**Materials provided**

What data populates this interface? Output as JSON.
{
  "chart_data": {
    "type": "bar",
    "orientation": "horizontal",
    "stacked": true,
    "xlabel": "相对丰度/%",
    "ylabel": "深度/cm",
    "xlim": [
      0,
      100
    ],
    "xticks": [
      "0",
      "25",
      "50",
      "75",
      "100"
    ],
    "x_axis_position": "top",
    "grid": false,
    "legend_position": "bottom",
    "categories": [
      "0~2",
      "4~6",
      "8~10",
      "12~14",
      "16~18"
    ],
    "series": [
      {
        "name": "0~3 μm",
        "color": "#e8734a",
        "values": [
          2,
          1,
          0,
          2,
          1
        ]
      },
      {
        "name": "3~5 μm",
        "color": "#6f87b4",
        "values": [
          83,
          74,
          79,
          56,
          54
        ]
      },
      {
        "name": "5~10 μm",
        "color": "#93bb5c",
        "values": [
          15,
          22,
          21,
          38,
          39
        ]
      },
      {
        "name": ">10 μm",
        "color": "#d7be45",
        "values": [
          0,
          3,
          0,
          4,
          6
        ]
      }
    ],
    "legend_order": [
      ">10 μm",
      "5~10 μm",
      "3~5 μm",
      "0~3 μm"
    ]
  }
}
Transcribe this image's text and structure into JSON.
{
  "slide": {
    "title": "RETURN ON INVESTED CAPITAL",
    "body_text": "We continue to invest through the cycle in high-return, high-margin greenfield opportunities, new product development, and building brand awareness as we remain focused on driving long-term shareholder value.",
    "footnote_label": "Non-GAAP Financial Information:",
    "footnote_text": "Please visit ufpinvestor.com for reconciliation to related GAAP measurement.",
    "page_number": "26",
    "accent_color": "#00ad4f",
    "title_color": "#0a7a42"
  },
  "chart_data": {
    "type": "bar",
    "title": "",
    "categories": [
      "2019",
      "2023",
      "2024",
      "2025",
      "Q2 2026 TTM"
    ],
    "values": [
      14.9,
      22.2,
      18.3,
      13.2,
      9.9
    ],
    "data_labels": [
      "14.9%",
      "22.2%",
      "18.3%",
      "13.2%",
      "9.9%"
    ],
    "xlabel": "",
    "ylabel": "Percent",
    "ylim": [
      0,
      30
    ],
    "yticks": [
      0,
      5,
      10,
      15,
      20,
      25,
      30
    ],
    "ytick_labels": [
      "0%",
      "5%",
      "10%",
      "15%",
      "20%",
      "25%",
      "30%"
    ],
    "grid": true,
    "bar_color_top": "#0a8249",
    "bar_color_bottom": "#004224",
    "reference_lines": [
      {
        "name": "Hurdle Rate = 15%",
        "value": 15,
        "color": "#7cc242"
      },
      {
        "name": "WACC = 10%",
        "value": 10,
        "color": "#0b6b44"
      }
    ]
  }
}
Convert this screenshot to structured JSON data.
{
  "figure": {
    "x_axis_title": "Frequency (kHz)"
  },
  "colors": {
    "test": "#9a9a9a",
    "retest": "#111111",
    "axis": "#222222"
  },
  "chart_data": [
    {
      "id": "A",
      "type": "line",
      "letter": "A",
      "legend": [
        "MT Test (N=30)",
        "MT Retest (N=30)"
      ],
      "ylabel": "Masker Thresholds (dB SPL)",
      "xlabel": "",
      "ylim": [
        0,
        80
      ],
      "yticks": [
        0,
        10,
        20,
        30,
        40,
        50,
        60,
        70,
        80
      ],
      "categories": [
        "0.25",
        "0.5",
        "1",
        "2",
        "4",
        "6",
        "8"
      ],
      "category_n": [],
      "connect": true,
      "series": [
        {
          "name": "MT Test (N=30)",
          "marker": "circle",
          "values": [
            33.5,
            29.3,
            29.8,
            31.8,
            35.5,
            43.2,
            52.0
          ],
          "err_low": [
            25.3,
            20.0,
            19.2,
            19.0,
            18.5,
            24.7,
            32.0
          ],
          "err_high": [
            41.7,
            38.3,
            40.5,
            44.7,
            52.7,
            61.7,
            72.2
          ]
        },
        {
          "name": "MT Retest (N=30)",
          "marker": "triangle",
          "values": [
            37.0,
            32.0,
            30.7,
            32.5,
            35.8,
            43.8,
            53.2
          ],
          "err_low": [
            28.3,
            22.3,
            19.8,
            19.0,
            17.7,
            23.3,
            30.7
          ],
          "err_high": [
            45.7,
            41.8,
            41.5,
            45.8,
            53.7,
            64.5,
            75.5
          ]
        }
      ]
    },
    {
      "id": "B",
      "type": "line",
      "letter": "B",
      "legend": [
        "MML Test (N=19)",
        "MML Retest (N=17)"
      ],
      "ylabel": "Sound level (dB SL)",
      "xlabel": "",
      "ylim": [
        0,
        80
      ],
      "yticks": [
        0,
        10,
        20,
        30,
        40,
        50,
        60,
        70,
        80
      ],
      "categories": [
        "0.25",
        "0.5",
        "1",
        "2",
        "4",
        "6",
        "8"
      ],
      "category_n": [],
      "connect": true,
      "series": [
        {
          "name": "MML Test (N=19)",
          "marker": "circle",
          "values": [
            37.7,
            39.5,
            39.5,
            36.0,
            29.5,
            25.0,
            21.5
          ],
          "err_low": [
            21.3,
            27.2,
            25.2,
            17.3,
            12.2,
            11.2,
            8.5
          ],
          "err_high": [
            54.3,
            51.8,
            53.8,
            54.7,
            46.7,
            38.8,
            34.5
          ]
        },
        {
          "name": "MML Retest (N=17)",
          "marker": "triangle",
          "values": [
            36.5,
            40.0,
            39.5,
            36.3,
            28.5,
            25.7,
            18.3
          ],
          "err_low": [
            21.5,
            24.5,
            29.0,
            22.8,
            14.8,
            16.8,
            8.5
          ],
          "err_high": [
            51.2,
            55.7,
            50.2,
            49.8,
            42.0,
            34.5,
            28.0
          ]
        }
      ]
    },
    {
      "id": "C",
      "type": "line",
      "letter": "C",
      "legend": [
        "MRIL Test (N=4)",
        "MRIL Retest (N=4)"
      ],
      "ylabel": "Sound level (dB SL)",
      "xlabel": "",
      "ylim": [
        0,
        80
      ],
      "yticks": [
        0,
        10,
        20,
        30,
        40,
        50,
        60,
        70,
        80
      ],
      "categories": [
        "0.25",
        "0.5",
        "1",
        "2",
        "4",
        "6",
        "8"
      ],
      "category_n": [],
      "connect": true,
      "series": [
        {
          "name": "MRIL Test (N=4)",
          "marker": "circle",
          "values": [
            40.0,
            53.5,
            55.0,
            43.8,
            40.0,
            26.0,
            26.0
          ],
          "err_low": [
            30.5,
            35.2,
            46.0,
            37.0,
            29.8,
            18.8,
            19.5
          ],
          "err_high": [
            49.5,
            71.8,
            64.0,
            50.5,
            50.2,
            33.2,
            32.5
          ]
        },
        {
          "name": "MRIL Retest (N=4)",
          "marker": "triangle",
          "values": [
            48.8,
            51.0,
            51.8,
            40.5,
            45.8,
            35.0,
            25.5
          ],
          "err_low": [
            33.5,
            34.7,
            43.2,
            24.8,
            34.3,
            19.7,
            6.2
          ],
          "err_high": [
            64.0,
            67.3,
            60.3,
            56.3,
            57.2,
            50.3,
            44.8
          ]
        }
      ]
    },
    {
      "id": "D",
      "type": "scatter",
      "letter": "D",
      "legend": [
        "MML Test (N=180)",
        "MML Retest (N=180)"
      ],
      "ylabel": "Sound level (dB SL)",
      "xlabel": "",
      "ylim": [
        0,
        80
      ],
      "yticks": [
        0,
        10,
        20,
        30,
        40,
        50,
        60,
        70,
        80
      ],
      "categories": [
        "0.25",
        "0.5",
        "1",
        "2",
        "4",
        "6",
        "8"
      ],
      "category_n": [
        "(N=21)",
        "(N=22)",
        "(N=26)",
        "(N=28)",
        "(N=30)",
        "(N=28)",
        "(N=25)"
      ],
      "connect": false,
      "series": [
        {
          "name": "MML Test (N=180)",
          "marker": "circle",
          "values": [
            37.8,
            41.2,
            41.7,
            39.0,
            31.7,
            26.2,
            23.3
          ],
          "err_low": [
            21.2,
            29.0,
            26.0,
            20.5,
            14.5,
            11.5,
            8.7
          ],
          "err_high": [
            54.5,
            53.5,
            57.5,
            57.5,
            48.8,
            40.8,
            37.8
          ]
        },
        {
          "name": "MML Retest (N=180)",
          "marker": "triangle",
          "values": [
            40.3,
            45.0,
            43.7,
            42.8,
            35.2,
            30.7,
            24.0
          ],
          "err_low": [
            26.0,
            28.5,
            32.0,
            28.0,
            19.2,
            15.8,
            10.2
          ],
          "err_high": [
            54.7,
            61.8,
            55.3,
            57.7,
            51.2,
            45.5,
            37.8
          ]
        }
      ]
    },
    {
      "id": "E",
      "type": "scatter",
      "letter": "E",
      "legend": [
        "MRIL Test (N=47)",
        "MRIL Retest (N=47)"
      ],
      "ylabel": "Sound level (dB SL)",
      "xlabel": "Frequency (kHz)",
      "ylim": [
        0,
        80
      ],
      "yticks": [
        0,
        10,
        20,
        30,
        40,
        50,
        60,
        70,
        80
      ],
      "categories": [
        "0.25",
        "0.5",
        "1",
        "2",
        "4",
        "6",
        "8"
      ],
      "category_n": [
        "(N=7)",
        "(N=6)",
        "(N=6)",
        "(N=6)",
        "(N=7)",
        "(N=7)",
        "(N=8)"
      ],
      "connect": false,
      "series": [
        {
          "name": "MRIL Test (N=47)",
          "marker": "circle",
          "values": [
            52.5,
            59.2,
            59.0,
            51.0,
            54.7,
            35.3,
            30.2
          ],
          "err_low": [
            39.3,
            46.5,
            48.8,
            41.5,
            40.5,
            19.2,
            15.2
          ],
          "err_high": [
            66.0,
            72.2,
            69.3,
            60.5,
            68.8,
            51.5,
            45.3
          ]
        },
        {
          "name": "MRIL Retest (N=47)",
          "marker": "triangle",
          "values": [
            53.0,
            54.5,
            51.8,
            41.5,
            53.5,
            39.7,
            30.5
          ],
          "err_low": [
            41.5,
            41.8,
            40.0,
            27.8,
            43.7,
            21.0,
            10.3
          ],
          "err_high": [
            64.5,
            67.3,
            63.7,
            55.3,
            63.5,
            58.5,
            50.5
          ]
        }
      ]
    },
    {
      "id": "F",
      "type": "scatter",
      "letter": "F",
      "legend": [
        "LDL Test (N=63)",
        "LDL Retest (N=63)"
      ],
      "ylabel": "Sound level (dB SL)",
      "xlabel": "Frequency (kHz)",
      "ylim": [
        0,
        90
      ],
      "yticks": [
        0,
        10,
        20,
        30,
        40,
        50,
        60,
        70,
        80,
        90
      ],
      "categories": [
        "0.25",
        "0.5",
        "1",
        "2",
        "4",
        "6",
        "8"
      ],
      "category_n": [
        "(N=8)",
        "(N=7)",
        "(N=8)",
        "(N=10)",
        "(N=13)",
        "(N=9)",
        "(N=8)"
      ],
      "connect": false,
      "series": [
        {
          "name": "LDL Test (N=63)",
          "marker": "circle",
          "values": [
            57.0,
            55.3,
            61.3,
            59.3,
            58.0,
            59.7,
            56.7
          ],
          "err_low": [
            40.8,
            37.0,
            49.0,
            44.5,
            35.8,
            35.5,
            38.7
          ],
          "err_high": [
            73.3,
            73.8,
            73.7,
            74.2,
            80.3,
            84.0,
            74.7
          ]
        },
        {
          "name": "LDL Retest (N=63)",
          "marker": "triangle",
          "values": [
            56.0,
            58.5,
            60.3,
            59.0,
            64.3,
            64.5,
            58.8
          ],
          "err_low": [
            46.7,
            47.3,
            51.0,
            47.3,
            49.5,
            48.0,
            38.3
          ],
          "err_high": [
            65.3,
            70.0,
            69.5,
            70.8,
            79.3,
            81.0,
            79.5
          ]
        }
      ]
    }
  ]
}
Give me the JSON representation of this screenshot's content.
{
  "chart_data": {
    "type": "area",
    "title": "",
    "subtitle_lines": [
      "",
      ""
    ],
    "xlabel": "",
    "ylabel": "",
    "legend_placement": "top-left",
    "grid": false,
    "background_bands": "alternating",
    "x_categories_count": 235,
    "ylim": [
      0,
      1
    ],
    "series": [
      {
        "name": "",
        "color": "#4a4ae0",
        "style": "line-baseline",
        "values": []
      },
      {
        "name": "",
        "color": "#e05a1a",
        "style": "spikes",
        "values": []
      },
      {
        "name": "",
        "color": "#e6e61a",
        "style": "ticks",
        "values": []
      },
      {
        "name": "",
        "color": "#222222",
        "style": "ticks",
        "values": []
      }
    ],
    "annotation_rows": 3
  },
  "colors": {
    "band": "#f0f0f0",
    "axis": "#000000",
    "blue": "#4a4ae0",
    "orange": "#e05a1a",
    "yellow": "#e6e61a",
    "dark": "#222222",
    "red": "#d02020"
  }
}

**Work required**
Gather each line of the listing that holds the string "this".

**Final result**
What data populates this interface? Output as JSON.
Transcribe this image's text and structure into JSON.
Convert this screenshot to structured JSON data.
Give me the JSON representation of this screenshot's content.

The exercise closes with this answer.